# What to produce
Reproduce every line of the records below without changing anything.

*** Raw records

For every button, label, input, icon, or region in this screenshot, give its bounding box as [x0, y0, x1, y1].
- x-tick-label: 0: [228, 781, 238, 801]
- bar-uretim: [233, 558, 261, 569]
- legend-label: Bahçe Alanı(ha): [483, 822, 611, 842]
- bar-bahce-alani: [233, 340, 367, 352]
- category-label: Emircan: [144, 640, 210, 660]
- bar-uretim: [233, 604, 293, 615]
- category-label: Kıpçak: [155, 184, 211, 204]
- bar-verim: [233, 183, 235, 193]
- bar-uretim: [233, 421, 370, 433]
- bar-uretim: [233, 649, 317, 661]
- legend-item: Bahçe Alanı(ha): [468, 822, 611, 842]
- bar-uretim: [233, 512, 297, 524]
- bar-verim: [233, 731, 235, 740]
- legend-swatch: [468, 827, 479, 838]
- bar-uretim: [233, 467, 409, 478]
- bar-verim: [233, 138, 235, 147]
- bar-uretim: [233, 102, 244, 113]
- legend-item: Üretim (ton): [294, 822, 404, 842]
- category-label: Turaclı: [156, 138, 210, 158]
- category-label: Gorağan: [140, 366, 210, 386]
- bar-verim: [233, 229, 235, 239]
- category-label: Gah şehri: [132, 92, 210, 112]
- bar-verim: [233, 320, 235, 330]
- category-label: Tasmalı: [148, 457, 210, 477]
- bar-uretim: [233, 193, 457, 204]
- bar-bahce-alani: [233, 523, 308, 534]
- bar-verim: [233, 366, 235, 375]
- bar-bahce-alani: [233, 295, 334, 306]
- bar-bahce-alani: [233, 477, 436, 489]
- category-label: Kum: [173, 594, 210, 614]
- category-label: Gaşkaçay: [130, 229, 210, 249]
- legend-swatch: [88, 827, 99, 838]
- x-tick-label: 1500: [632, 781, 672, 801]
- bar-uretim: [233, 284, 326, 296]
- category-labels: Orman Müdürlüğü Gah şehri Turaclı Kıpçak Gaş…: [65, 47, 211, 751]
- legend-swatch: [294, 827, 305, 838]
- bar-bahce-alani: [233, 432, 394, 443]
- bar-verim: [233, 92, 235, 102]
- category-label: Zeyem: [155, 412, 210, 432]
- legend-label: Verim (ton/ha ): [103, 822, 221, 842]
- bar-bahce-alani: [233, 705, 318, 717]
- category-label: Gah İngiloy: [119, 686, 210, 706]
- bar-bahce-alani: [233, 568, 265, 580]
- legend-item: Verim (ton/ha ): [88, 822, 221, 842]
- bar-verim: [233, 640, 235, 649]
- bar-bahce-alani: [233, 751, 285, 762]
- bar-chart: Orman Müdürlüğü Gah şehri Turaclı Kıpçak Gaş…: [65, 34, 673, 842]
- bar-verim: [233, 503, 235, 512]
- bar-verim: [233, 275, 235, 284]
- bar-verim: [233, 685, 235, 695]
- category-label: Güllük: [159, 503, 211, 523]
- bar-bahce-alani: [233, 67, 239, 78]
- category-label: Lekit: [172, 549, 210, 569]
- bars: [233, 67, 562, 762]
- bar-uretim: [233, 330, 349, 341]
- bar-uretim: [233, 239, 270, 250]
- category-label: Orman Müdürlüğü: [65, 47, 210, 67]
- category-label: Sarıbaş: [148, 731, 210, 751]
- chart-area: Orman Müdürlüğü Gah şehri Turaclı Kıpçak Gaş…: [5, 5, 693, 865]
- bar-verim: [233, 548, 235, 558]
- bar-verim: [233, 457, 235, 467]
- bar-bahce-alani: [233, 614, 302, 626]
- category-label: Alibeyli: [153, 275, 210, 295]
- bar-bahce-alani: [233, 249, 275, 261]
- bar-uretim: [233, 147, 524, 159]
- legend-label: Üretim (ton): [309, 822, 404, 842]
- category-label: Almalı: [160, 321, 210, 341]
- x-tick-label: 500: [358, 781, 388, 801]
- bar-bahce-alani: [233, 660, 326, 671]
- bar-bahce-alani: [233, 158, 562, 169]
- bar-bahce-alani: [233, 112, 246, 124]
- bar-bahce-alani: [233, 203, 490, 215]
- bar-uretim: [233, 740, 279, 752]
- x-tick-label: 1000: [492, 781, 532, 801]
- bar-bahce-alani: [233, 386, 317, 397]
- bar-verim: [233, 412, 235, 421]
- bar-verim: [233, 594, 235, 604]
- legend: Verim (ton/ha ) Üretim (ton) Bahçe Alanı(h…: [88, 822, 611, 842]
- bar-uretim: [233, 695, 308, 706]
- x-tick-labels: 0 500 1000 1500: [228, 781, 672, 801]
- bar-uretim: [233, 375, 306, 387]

******

# Answer to the task
For every button, label, input, icon, or region in this screenshot, give its bounding box as [x0, y0, x1, y1].
- x-tick-label: 0: [228, 781, 238, 801]
- bar-uretim: [233, 558, 261, 569]
- legend-label: Bahçe Alanı(ha): [483, 822, 611, 842]
- bar-bahce-alani: [233, 340, 367, 352]
- category-label: Emircan: [144, 640, 210, 660]
- bar-uretim: [233, 604, 293, 615]
- category-label: Kıpçak: [155, 184, 211, 204]
- bar-verim: [233, 183, 235, 193]
- bar-uretim: [233, 421, 370, 433]
- bar-uretim: [233, 649, 317, 661]
- legend-item: Bahçe Alanı(ha): [468, 822, 611, 842]
- bar-uretim: [233, 512, 297, 524]
- bar-verim: [233, 731, 235, 740]
- legend-swatch: [468, 827, 479, 838]
- bar-uretim: [233, 467, 409, 478]
- bar-verim: [233, 138, 235, 147]
- bar-uretim: [233, 102, 244, 113]
- legend-item: Üretim (ton): [294, 822, 404, 842]
- category-label: Turaclı: [156, 138, 210, 158]
- category-label: Gorağan: [140, 366, 210, 386]
- bar-verim: [233, 229, 235, 239]
- category-label: Gah şehri: [132, 92, 210, 112]
- bar-verim: [233, 320, 235, 330]
- category-label: Tasmalı: [148, 457, 210, 477]
- bar-uretim: [233, 193, 457, 204]
- bar-bahce-alani: [233, 523, 308, 534]
- bar-verim: [233, 366, 235, 375]
- bar-bahce-alani: [233, 295, 334, 306]
- bar-bahce-alani: [233, 477, 436, 489]
- category-label: Kum: [173, 594, 210, 614]
- category-label: Gaşkaçay: [130, 229, 210, 249]
- legend-swatch: [88, 827, 99, 838]
- x-tick-label: 1500: [632, 781, 672, 801]
- bar-uretim: [233, 284, 326, 296]
- category-labels: Orman Müdürlüğü Gah şehri Turaclı Kıpçak Gaş…: [65, 47, 211, 751]
- legend-swatch: [294, 827, 305, 838]
- bar-bahce-alani: [233, 432, 394, 443]
- bar-verim: [233, 92, 235, 102]
- category-label: Zeyem: [155, 412, 210, 432]
- legend-label: Verim (ton/ha ): [103, 822, 221, 842]
- bar-bahce-alani: [233, 705, 318, 717]
- category-label: Gah İngiloy: [119, 686, 210, 706]
- bar-bahce-alani: [233, 568, 265, 580]
- legend-item: Verim (ton/ha ): [88, 822, 221, 842]
- bar-verim: [233, 640, 235, 649]
- bar-bahce-alani: [233, 751, 285, 762]
- bar-chart: Orman Müdürlüğü Gah şehri Turaclı Kıpçak Gaş…: [65, 34, 673, 842]
- bar-verim: [233, 503, 235, 512]
- bar-verim: [233, 275, 235, 284]
- bar-verim: [233, 685, 235, 695]
- category-label: Güllük: [159, 503, 211, 523]
- bar-bahce-alani: [233, 67, 239, 78]
- category-label: Lekit: [172, 549, 210, 569]
- bars: [233, 67, 562, 762]
- bar-uretim: [233, 330, 349, 341]
- bar-uretim: [233, 239, 270, 250]
- category-label: Orman Müdürlüğü: [65, 47, 210, 67]
- category-label: Sarıbaş: [148, 731, 210, 751]
- chart-area: Orman Müdürlüğü Gah şehri Turaclı Kıpçak Gaş…: [5, 5, 693, 865]
- bar-verim: [233, 548, 235, 558]
- bar-verim: [233, 457, 235, 467]
- bar-bahce-alani: [233, 614, 302, 626]
- category-label: Alibeyli: [153, 275, 210, 295]
- bar-bahce-alani: [233, 249, 275, 261]
- bar-uretim: [233, 147, 524, 159]
- legend-label: Üretim (ton): [309, 822, 404, 842]
- category-label: Almalı: [160, 321, 210, 341]
- x-tick-label: 500: [358, 781, 388, 801]
- bar-bahce-alani: [233, 660, 326, 671]
- bar-bahce-alani: [233, 158, 562, 169]
- bar-bahce-alani: [233, 112, 246, 124]
- bar-bahce-alani: [233, 203, 490, 215]
- bar-uretim: [233, 740, 279, 752]
- x-tick-label: 1000: [492, 781, 532, 801]
- bar-bahce-alani: [233, 386, 317, 397]
- bar-verim: [233, 412, 235, 421]
- bar-verim: [233, 594, 235, 604]
- legend: Verim (ton/ha ) Üretim (ton) Bahçe Alanı(h…: [88, 822, 611, 842]
- bar-uretim: [233, 695, 308, 706]
- x-tick-labels: 0 500 1000 1500: [228, 781, 672, 801]
- bar-uretim: [233, 375, 306, 387]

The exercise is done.